-------- Records to use --------
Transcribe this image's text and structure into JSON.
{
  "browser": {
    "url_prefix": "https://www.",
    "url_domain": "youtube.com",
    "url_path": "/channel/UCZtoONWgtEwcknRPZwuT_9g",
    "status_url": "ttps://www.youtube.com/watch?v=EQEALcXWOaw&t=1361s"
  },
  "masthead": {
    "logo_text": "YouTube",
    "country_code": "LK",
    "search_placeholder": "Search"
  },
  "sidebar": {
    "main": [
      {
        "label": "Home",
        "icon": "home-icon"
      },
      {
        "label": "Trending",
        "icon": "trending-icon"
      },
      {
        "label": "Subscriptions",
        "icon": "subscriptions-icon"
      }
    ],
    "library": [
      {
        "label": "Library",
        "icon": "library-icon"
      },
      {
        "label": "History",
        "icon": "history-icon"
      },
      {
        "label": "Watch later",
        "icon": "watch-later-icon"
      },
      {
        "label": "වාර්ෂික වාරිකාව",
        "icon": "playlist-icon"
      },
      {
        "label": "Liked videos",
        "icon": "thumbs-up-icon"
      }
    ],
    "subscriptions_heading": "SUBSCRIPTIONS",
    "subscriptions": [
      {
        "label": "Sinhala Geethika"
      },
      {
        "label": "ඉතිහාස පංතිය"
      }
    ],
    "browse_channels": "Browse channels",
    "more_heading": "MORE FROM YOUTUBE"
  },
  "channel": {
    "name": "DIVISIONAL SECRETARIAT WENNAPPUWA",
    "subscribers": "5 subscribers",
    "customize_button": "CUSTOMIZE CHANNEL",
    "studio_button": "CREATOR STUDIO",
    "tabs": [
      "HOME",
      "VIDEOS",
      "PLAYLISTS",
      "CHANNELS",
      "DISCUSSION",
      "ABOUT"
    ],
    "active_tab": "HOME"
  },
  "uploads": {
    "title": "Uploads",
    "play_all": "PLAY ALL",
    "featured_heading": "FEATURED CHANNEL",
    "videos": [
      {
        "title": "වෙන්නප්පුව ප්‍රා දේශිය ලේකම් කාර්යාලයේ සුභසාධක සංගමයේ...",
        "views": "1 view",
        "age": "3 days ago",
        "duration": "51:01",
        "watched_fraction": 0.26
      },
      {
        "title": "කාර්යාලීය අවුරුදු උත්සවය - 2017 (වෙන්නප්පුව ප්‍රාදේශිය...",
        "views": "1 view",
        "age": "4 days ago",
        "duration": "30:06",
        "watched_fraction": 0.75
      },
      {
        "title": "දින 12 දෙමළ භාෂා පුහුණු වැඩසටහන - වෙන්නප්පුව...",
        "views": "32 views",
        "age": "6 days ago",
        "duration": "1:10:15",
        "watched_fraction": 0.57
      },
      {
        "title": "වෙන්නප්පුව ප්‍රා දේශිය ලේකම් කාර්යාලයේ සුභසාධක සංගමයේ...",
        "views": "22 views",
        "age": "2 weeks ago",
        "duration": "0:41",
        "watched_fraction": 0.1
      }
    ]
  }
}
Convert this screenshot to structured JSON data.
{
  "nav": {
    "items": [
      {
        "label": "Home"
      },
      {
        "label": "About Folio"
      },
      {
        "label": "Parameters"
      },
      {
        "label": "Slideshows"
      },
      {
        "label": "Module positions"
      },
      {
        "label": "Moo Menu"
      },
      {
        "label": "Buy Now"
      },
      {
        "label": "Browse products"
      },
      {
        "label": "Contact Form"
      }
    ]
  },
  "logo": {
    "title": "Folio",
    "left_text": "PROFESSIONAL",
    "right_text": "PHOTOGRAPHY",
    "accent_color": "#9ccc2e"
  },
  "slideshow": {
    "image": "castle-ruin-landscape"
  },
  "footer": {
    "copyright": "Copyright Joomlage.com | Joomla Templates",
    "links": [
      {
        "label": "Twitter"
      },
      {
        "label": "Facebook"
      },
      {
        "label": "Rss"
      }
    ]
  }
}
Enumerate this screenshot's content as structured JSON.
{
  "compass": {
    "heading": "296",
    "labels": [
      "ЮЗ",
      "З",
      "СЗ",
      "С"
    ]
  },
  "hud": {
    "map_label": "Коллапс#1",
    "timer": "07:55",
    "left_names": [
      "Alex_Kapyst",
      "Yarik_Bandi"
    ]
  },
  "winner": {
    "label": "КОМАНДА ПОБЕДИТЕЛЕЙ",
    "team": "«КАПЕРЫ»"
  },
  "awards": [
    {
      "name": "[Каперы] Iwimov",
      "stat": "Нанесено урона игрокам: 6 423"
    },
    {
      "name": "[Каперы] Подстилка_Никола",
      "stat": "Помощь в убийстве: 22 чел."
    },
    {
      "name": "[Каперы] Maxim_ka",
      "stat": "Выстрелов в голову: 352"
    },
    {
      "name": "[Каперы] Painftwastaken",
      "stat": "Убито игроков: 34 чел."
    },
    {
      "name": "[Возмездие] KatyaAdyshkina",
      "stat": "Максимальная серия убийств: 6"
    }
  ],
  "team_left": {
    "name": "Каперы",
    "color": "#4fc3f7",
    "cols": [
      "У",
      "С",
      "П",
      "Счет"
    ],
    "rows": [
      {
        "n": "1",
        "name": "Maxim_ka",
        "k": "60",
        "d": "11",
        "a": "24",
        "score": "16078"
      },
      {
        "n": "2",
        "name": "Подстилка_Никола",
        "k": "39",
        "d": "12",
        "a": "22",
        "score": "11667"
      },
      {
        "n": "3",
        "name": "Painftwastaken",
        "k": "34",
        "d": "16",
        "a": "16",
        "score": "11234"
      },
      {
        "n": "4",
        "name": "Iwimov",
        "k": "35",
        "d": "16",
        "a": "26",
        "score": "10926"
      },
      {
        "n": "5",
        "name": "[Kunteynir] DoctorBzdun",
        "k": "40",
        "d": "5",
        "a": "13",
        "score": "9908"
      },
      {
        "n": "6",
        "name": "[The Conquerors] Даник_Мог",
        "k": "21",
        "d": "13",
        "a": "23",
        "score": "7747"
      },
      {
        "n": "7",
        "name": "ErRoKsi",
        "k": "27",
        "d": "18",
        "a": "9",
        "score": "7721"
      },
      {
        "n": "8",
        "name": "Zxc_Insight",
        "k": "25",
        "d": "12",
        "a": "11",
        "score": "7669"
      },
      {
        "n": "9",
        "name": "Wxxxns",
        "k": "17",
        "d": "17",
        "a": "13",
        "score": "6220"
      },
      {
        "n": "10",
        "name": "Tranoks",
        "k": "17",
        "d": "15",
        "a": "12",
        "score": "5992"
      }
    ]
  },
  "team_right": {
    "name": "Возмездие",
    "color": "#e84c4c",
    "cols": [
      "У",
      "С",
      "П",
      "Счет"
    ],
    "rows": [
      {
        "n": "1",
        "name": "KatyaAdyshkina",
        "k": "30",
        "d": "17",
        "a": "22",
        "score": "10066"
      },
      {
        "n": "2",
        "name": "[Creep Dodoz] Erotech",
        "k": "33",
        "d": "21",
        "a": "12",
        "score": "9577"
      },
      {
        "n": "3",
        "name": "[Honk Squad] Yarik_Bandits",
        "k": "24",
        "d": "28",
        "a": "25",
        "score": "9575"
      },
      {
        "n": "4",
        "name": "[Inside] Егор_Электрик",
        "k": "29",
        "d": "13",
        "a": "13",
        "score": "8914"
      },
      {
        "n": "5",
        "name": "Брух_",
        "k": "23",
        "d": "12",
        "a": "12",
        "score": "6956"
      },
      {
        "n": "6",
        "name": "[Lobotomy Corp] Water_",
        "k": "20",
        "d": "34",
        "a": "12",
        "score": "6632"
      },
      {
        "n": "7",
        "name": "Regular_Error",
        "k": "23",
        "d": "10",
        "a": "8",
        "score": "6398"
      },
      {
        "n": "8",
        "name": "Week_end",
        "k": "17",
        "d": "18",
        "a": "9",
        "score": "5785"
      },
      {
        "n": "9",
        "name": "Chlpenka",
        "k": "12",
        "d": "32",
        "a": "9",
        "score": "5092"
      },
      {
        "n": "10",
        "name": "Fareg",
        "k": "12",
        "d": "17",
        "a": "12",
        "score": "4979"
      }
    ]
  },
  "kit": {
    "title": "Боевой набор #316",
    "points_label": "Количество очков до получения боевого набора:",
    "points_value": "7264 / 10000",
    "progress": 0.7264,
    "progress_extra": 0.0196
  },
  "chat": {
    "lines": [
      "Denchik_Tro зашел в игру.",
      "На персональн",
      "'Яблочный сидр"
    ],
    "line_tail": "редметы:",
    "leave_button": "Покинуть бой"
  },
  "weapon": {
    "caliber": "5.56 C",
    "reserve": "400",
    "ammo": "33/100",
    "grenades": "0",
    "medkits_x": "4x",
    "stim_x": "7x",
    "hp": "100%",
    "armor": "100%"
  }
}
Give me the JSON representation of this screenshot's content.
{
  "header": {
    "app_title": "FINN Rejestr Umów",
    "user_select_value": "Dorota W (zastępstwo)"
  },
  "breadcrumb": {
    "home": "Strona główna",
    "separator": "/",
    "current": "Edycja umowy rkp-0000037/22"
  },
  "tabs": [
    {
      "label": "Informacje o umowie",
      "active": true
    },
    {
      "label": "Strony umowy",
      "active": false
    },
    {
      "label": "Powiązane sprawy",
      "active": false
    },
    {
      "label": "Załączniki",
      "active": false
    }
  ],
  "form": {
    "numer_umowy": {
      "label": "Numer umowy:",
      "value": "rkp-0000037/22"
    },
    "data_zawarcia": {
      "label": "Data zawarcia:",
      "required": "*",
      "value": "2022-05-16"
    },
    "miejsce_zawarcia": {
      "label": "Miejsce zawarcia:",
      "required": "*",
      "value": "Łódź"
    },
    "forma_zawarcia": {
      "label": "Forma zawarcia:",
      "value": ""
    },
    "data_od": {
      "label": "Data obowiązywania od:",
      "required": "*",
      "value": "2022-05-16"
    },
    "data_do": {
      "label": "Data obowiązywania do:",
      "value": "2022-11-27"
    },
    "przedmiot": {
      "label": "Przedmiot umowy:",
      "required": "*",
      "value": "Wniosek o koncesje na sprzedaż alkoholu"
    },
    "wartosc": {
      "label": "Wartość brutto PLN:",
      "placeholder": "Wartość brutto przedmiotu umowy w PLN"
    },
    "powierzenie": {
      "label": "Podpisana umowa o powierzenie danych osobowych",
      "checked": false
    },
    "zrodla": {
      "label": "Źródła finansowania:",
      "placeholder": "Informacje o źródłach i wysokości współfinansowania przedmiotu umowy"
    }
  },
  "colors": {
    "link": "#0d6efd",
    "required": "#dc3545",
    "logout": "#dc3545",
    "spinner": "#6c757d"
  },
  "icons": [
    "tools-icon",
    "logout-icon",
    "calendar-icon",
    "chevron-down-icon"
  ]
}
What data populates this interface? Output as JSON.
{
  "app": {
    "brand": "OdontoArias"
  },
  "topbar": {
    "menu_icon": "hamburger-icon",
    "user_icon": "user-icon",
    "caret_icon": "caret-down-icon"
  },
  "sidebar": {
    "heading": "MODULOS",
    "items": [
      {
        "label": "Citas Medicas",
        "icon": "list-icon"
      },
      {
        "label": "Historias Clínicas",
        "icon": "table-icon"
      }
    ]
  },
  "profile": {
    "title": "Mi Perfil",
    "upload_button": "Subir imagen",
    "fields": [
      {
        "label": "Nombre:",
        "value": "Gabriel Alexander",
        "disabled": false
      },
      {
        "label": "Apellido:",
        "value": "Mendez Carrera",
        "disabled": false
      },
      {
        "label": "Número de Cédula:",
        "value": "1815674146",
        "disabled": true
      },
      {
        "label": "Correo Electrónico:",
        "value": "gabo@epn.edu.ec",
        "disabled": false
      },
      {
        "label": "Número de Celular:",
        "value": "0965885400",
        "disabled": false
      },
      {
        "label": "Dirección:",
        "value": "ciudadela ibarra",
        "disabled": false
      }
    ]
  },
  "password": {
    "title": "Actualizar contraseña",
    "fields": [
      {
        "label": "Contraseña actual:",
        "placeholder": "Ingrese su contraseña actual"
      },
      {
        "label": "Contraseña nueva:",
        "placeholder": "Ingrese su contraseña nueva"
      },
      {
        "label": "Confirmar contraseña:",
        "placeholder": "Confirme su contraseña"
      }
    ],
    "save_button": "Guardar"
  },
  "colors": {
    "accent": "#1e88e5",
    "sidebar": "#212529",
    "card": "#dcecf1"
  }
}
--------
## Exercise prompt
Beginning at the line that contains "What data populates", retype each line of the listing up to and including the last one, exactly as it stands, and nothing else.

## Solution below
What data populates this interface? Output as JSON.
{
  "app": {
    "brand": "OdontoArias"
  },
  "topbar": {
    "menu_icon": "hamburger-icon",
    "user_icon": "user-icon",
    "caret_icon": "caret-down-icon"
  },
  "sidebar": {
    "heading": "MODULOS",
    "items": [
      {
        "label": "Citas Medicas",
        "icon": "list-icon"
      },
      {
        "label": "Historias Clínicas",
        "icon": "table-icon"
      }
    ]
  },
  "profile": {
    "title": "Mi Perfil",
    "upload_button": "Subir imagen",
    "fields": [
      {
        "label": "Nombre:",
        "value": "Gabriel Alexander",
        "disabled": false
      },
      {
        "label": "Apellido:",
        "value": "Mendez Carrera",
        "disabled": false
      },
      {
        "label": "Número de Cédula:",
        "value": "1815674146",
        "disabled": true
      },
      {
        "label": "Correo Electrónico:",
        "value": "gabo@epn.edu.ec",
        "disabled": false
      },
      {
        "label": "Número de Celular:",
        "value": "0965885400",
        "disabled": false
      },
      {
        "label": "Dirección:",
        "value": "ciudadela ibarra",
        "disabled": false
      }
    ]
  },
  "password": {
    "title": "Actualizar contraseña",
    "fields": [
      {
        "label": "Contraseña actual:",
        "placeholder": "Ingrese su contraseña actual"
      },
      {
        "label": "Contraseña nueva:",
        "placeholder": "Ingrese su contraseña nueva"
      },
      {
        "label": "Confirmar contraseña:",
        "placeholder": "Confirme su contraseña"
      }
    ],
    "save_button": "Guardar"
  },
  "colors": {
    "accent": "#1e88e5",
    "sidebar": "#212529",
    "card": "#dcecf1"
  }
}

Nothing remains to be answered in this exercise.